Task inputs =>

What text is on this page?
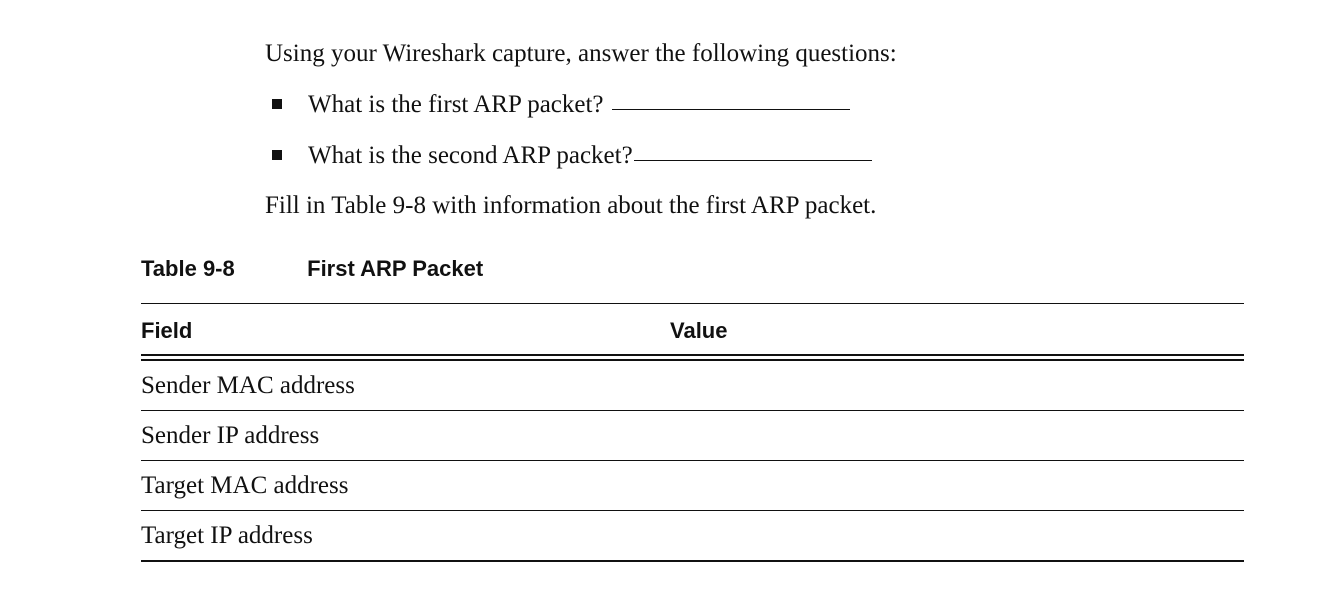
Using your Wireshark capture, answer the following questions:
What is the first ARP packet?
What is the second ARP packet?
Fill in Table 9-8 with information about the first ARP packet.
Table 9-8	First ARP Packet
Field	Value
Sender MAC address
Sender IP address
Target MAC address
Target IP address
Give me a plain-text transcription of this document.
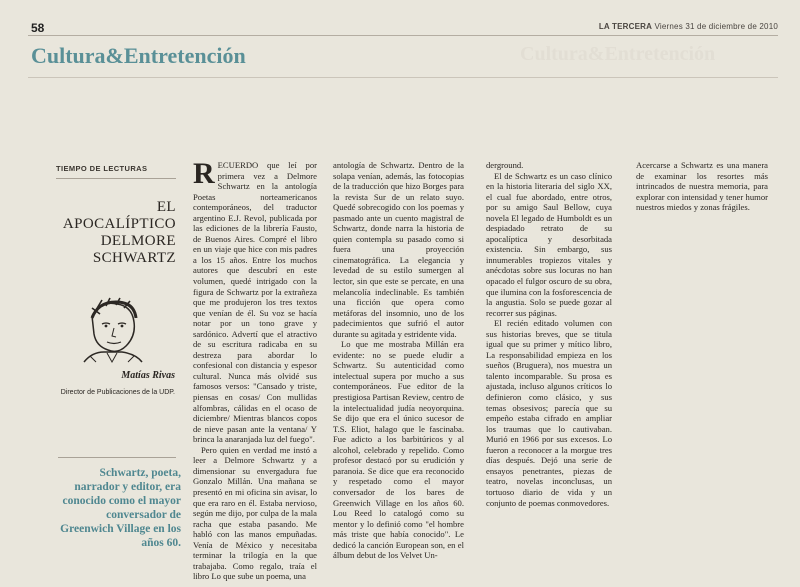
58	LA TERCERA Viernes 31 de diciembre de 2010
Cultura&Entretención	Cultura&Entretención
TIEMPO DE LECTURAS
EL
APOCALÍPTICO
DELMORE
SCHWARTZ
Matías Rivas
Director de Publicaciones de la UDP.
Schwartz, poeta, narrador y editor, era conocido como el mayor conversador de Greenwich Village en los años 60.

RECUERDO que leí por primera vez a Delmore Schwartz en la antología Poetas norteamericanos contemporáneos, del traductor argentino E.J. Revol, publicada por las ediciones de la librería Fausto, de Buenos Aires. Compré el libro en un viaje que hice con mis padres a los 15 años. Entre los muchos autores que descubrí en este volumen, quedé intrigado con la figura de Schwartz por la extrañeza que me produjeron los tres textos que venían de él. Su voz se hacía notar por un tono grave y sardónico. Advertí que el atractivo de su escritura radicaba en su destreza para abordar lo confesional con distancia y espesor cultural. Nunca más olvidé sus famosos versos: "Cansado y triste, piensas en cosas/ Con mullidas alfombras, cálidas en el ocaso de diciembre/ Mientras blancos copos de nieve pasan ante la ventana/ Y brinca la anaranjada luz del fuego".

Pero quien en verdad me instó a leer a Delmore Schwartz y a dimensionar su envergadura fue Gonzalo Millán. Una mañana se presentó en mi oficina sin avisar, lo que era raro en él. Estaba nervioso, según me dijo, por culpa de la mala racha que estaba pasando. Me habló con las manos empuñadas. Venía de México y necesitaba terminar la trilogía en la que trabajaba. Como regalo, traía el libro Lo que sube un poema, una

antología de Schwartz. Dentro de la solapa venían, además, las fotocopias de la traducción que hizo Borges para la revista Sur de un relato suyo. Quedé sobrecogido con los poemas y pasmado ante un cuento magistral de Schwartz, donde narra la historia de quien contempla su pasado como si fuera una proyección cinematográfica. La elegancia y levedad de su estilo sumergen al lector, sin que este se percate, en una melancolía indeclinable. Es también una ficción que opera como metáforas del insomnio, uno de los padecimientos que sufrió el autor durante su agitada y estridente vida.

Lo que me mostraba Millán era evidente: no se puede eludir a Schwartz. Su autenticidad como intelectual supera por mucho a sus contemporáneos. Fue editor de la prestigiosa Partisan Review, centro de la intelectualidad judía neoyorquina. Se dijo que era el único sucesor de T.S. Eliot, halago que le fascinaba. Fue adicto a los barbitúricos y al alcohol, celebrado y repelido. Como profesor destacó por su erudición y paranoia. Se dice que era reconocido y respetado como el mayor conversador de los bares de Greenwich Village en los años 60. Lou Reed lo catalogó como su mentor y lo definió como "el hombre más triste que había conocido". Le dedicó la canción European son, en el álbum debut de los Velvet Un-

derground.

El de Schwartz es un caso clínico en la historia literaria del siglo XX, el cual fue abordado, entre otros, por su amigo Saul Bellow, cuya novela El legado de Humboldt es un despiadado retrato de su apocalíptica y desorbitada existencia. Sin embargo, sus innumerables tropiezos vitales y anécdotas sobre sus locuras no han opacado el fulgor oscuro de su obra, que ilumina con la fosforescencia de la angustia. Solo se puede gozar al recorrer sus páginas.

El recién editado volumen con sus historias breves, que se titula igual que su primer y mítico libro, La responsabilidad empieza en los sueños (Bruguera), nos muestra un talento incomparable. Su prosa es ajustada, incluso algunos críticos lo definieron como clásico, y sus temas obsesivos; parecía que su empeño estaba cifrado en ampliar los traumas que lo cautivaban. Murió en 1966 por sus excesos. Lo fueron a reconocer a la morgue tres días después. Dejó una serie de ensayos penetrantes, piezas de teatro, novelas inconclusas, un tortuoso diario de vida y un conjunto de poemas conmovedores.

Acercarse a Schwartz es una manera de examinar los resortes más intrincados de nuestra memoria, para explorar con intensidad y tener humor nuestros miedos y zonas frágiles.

* * *

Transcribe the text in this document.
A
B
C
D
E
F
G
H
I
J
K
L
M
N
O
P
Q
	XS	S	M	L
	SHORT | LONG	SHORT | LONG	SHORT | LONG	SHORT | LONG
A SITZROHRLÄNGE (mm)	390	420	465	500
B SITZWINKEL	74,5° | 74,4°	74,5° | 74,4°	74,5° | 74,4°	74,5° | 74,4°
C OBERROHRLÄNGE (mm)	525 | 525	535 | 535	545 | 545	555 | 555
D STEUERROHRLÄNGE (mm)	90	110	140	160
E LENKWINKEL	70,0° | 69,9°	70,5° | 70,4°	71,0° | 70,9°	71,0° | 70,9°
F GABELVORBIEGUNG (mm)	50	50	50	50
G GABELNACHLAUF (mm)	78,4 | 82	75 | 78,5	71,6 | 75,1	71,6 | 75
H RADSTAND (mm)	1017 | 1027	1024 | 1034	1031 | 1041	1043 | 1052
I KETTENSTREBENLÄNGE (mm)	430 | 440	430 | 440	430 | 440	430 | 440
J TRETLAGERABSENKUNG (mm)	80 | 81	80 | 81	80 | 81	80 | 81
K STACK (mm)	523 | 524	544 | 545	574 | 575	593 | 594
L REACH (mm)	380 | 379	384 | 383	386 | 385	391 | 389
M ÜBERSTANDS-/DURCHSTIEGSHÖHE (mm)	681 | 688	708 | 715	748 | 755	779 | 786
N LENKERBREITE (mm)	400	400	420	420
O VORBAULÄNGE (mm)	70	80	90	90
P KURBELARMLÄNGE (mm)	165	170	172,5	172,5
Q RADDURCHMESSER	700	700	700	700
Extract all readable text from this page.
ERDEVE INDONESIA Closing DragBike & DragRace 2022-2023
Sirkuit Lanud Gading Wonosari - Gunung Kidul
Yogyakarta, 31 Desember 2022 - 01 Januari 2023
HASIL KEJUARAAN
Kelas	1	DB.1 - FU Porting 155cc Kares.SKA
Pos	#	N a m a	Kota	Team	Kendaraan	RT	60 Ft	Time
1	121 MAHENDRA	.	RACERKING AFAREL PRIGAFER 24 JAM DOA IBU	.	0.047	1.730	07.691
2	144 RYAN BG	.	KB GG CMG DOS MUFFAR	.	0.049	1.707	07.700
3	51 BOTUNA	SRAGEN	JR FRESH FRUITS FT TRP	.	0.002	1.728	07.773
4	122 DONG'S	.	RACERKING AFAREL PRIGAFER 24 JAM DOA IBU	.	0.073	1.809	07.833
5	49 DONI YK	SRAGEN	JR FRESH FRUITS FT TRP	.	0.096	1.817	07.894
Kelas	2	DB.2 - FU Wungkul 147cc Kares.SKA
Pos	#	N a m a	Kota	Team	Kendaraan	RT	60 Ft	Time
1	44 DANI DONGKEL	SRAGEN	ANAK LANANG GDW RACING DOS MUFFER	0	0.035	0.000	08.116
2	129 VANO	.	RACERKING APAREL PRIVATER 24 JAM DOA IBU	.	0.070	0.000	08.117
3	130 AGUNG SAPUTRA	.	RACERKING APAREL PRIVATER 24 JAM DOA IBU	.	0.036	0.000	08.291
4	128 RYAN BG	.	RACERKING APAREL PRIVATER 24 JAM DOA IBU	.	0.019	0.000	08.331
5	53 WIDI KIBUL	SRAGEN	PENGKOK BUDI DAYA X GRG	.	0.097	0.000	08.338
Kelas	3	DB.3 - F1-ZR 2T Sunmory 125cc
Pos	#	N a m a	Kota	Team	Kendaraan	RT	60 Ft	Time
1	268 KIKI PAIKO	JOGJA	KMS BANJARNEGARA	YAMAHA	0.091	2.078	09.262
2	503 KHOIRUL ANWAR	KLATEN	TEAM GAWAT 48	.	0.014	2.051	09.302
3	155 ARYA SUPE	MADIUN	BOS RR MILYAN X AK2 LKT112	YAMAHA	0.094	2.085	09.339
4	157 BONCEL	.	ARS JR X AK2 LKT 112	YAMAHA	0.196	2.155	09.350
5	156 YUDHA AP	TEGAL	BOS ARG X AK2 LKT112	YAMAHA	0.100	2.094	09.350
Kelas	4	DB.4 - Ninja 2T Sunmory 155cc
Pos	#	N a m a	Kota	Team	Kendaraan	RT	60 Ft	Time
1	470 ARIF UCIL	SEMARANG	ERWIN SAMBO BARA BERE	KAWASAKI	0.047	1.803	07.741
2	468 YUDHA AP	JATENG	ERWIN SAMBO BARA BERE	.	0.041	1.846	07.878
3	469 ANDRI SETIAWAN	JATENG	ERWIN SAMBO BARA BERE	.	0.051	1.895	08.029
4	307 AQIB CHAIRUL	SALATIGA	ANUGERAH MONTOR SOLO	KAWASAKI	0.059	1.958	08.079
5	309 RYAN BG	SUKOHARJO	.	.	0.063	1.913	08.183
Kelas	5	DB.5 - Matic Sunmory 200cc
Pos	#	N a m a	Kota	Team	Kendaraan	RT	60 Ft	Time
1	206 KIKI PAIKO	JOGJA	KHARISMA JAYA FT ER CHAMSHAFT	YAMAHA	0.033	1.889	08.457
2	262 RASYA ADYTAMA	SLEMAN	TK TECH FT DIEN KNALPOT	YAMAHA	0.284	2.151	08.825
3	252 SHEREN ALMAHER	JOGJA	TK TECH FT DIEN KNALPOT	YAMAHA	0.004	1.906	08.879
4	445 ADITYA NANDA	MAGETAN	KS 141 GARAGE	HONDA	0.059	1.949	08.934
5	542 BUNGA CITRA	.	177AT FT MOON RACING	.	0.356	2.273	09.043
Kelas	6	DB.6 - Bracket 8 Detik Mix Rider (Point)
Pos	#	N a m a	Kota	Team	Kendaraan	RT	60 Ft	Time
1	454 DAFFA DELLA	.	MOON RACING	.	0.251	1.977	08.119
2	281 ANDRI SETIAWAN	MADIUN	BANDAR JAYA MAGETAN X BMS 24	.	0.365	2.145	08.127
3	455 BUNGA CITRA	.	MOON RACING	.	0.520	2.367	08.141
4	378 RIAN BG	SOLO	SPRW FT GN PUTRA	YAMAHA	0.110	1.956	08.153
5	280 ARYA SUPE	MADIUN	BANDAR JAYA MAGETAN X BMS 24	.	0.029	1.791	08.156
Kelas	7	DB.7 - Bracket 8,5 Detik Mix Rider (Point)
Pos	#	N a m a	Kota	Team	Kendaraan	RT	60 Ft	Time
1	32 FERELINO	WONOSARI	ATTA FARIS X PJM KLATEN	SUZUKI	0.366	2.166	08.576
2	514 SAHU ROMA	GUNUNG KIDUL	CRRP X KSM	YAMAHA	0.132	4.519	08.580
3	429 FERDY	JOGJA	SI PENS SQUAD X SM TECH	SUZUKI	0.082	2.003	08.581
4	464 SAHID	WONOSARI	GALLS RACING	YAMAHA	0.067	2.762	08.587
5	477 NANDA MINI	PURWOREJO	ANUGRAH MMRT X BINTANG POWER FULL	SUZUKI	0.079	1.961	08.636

Problem statement => Write out every line of the data that holds the word "YUDHA".

Solution below =>
5	156 YUDHA AP	TEGAL	BOS ARG X AK2 LKT112	YAMAHA	0.100	2.094	09.350
2	468 YUDHA AP	JATENG	ERWIN SAMBO BARA BERE	.	0.041	1.846	07.878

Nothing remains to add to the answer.